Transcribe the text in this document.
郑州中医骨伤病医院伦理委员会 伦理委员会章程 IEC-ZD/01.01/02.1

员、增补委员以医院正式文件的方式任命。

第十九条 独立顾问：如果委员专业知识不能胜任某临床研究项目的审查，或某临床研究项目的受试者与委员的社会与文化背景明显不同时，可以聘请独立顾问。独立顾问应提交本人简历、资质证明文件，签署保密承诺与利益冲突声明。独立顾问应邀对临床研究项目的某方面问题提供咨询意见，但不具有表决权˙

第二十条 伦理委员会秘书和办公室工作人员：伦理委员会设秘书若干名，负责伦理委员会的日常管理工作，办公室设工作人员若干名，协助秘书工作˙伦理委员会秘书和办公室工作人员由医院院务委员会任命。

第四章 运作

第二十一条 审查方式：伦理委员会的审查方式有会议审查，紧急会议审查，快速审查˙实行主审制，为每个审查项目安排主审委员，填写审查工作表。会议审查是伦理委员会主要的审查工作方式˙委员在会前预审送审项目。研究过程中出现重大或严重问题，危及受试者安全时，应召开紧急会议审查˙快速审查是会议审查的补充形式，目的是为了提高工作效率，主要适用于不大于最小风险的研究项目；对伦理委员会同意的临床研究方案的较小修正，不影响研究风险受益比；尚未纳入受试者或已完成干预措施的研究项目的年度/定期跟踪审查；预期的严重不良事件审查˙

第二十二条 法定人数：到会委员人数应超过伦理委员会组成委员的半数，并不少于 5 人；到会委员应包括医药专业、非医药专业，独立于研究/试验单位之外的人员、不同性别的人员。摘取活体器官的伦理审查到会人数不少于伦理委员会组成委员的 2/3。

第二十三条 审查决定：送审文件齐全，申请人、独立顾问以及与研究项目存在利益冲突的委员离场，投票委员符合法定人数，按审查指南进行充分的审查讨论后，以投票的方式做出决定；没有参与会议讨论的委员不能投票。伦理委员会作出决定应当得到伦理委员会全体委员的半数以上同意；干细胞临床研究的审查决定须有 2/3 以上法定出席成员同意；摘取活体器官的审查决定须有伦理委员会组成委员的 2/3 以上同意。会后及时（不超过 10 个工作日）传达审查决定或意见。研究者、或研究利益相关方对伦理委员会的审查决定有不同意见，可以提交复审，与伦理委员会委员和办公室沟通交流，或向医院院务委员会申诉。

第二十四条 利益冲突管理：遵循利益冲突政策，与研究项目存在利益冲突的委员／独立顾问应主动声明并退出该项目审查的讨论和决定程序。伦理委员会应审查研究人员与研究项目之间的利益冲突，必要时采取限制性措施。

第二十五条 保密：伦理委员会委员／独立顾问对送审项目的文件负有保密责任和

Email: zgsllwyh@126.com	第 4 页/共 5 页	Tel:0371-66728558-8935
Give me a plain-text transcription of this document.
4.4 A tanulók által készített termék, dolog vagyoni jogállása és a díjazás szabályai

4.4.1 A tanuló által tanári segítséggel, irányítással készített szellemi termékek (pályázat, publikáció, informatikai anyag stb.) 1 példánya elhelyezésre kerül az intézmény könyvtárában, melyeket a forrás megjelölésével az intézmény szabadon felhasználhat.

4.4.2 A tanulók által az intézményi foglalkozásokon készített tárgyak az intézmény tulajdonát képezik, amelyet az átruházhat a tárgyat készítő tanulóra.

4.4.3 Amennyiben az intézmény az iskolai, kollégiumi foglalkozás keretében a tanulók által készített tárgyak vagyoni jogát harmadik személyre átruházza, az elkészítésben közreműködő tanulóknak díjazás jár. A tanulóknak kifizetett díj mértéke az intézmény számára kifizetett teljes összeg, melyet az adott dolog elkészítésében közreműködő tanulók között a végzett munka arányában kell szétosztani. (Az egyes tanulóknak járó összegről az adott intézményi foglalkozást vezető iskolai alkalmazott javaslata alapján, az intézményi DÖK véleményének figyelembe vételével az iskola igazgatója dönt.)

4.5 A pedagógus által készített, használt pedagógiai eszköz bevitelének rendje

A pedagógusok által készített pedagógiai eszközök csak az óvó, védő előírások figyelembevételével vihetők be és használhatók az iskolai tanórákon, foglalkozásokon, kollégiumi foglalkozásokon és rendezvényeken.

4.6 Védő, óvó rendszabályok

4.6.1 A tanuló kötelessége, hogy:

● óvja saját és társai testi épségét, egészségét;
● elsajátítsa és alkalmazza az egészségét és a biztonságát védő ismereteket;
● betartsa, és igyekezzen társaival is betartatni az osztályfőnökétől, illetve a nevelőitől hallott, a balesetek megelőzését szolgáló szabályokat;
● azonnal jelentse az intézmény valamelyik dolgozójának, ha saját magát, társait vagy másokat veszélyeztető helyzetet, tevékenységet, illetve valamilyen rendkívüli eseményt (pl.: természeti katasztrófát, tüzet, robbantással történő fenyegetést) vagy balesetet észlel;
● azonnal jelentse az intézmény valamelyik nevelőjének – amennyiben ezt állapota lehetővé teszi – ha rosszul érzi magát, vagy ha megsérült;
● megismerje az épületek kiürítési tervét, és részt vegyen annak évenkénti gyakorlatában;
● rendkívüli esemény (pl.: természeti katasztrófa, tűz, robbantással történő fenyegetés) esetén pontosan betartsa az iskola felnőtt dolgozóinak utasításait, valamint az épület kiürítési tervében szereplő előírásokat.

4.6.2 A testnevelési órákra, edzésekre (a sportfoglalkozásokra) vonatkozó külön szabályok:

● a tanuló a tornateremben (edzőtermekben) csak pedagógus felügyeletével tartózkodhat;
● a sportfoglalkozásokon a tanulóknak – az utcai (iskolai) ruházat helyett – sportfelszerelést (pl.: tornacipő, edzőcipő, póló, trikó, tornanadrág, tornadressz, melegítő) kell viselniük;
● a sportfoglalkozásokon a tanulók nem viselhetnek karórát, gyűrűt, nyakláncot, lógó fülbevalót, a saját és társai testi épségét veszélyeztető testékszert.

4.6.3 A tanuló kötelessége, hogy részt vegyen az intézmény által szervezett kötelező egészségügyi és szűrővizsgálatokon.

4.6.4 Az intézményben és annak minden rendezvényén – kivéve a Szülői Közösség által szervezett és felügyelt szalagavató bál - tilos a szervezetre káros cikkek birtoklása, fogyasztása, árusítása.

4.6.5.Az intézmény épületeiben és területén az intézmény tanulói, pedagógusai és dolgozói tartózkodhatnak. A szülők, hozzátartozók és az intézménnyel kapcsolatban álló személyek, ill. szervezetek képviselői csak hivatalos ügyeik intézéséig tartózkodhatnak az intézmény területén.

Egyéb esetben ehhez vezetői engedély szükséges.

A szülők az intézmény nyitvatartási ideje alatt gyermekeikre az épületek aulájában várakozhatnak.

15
++++++
Given task:
Go through the records above and retype each one exactly.

Exercise response:
Transcribe the text in this document.
郑州中医骨伤病医院伦理委员会 伦理委员会章程 IEC-ZD/01.01/02.1

员、增补委员以医院正式文件的方式任命。

第十九条 独立顾问：如果委员专业知识不能胜任某临床研究项目的审查，或某临床研究项目的受试者与委员的社会与文化背景明显不同时，可以聘请独立顾问。独立顾问应提交本人简历、资质证明文件，签署保密承诺与利益冲突声明。独立顾问应邀对临床研究项目的某方面问题提供咨询意见，但不具有表决权˙

第二十条 伦理委员会秘书和办公室工作人员：伦理委员会设秘书若干名，负责伦理委员会的日常管理工作，办公室设工作人员若干名，协助秘书工作˙伦理委员会秘书和办公室工作人员由医院院务委员会任命。

第四章 运作

第二十一条 审查方式：伦理委员会的审查方式有会议审查，紧急会议审查，快速审查˙实行主审制，为每个审查项目安排主审委员，填写审查工作表。会议审查是伦理委员会主要的审查工作方式˙委员在会前预审送审项目。研究过程中出现重大或严重问题，危及受试者安全时，应召开紧急会议审查˙快速审查是会议审查的补充形式，目的是为了提高工作效率，主要适用于不大于最小风险的研究项目；对伦理委员会同意的临床研究方案的较小修正，不影响研究风险受益比；尚未纳入受试者或已完成干预措施的研究项目的年度/定期跟踪审查；预期的严重不良事件审查˙

第二十二条 法定人数：到会委员人数应超过伦理委员会组成委员的半数，并不少于 5 人；到会委员应包括医药专业、非医药专业，独立于研究/试验单位之外的人员、不同性别的人员。摘取活体器官的伦理审查到会人数不少于伦理委员会组成委员的 2/3。

第二十三条 审查决定：送审文件齐全，申请人、独立顾问以及与研究项目存在利益冲突的委员离场，投票委员符合法定人数，按审查指南进行充分的审查讨论后，以投票的方式做出决定；没有参与会议讨论的委员不能投票。伦理委员会作出决定应当得到伦理委员会全体委员的半数以上同意；干细胞临床研究的审查决定须有 2/3 以上法定出席成员同意；摘取活体器官的审查决定须有伦理委员会组成委员的 2/3 以上同意。会后及时（不超过 10 个工作日）传达审查决定或意见。研究者、或研究利益相关方对伦理委员会的审查决定有不同意见，可以提交复审，与伦理委员会委员和办公室沟通交流，或向医院院务委员会申诉。

第二十四条 利益冲突管理：遵循利益冲突政策，与研究项目存在利益冲突的委员／独立顾问应主动声明并退出该项目审查的讨论和决定程序。伦理委员会应审查研究人员与研究项目之间的利益冲突，必要时采取限制性措施。

第二十五条 保密：伦理委员会委员／独立顾问对送审项目的文件负有保密责任和

Email: zgsllwyh@126.com	第 4 页/共 5 页	Tel:0371-66728558-8935
Give me a plain-text transcription of this document.
4.4 A tanulók által készített termék, dolog vagyoni jogállása és a díjazás szabályai

4.4.1 A tanuló által tanári segítséggel, irányítással készített szellemi termékek (pályázat, publikáció, informatikai anyag stb.) 1 példánya elhelyezésre kerül az intézmény könyvtárában, melyeket a forrás megjelölésével az intézmény szabadon felhasználhat.

4.4.2 A tanulók által az intézményi foglalkozásokon készített tárgyak az intézmény tulajdonát képezik, amelyet az átruházhat a tárgyat készítő tanulóra.

4.4.3 Amennyiben az intézmény az iskolai, kollégiumi foglalkozás keretében a tanulók által készített tárgyak vagyoni jogát harmadik személyre átruházza, az elkészítésben közreműködő tanulóknak díjazás jár. A tanulóknak kifizetett díj mértéke az intézmény számára kifizetett teljes összeg, melyet az adott dolog elkészítésében közreműködő tanulók között a végzett munka arányában kell szétosztani. (Az egyes tanulóknak járó összegről az adott intézményi foglalkozást vezető iskolai alkalmazott javaslata alapján, az intézményi DÖK véleményének figyelembe vételével az iskola igazgatója dönt.)

4.5 A pedagógus által készített, használt pedagógiai eszköz bevitelének rendje

A pedagógusok által készített pedagógiai eszközök csak az óvó, védő előírások figyelembevételével vihetők be és használhatók az iskolai tanórákon, foglalkozásokon, kollégiumi foglalkozásokon és rendezvényeken.

4.6 Védő, óvó rendszabályok

4.6.1 A tanuló kötelessége, hogy:

● óvja saját és társai testi épségét, egészségét;
● elsajátítsa és alkalmazza az egészségét és a biztonságát védő ismereteket;
● betartsa, és igyekezzen társaival is betartatni az osztályfőnökétől, illetve a nevelőitől hallott, a balesetek megelőzését szolgáló szabályokat;
● azonnal jelentse az intézmény valamelyik dolgozójának, ha saját magát, társait vagy másokat veszélyeztető helyzetet, tevékenységet, illetve valamilyen rendkívüli eseményt (pl.: természeti katasztrófát, tüzet, robbantással történő fenyegetést) vagy balesetet észlel;
● azonnal jelentse az intézmény valamelyik nevelőjének – amennyiben ezt állapota lehetővé teszi – ha rosszul érzi magát, vagy ha megsérült;
● megismerje az épületek kiürítési tervét, és részt vegyen annak évenkénti gyakorlatában;
● rendkívüli esemény (pl.: természeti katasztrófa, tűz, robbantással történő fenyegetés) esetén pontosan betartsa az iskola felnőtt dolgozóinak utasításait, valamint az épület kiürítési tervében szereplő előírásokat.

4.6.2 A testnevelési órákra, edzésekre (a sportfoglalkozásokra) vonatkozó külön szabályok:

● a tanuló a tornateremben (edzőtermekben) csak pedagógus felügyeletével tartózkodhat;
● a sportfoglalkozásokon a tanulóknak – az utcai (iskolai) ruházat helyett – sportfelszerelést (pl.: tornacipő, edzőcipő, póló, trikó, tornanadrág, tornadressz, melegítő) kell viselniük;
● a sportfoglalkozásokon a tanulók nem viselhetnek karórát, gyűrűt, nyakláncot, lógó fülbevalót, a saját és társai testi épségét veszélyeztető testékszert.

4.6.3 A tanuló kötelessége, hogy részt vegyen az intézmény által szervezett kötelező egészségügyi és szűrővizsgálatokon.

4.6.4 Az intézményben és annak minden rendezvényén – kivéve a Szülői Közösség által szervezett és felügyelt szalagavató bál - tilos a szervezetre káros cikkek birtoklása, fogyasztása, árusítása.

4.6.5.Az intézmény épületeiben és területén az intézmény tanulói, pedagógusai és dolgozói tartózkodhatnak. A szülők, hozzátartozók és az intézménnyel kapcsolatban álló személyek, ill. szervezetek képviselői csak hivatalos ügyeik intézéséig tartózkodhatnak az intézmény területén.

Egyéb esetben ehhez vezetői engedély szükséges.

A szülők az intézmény nyitvatartási ideje alatt gyermekeikre az épületek aulájában várakozhatnak.

15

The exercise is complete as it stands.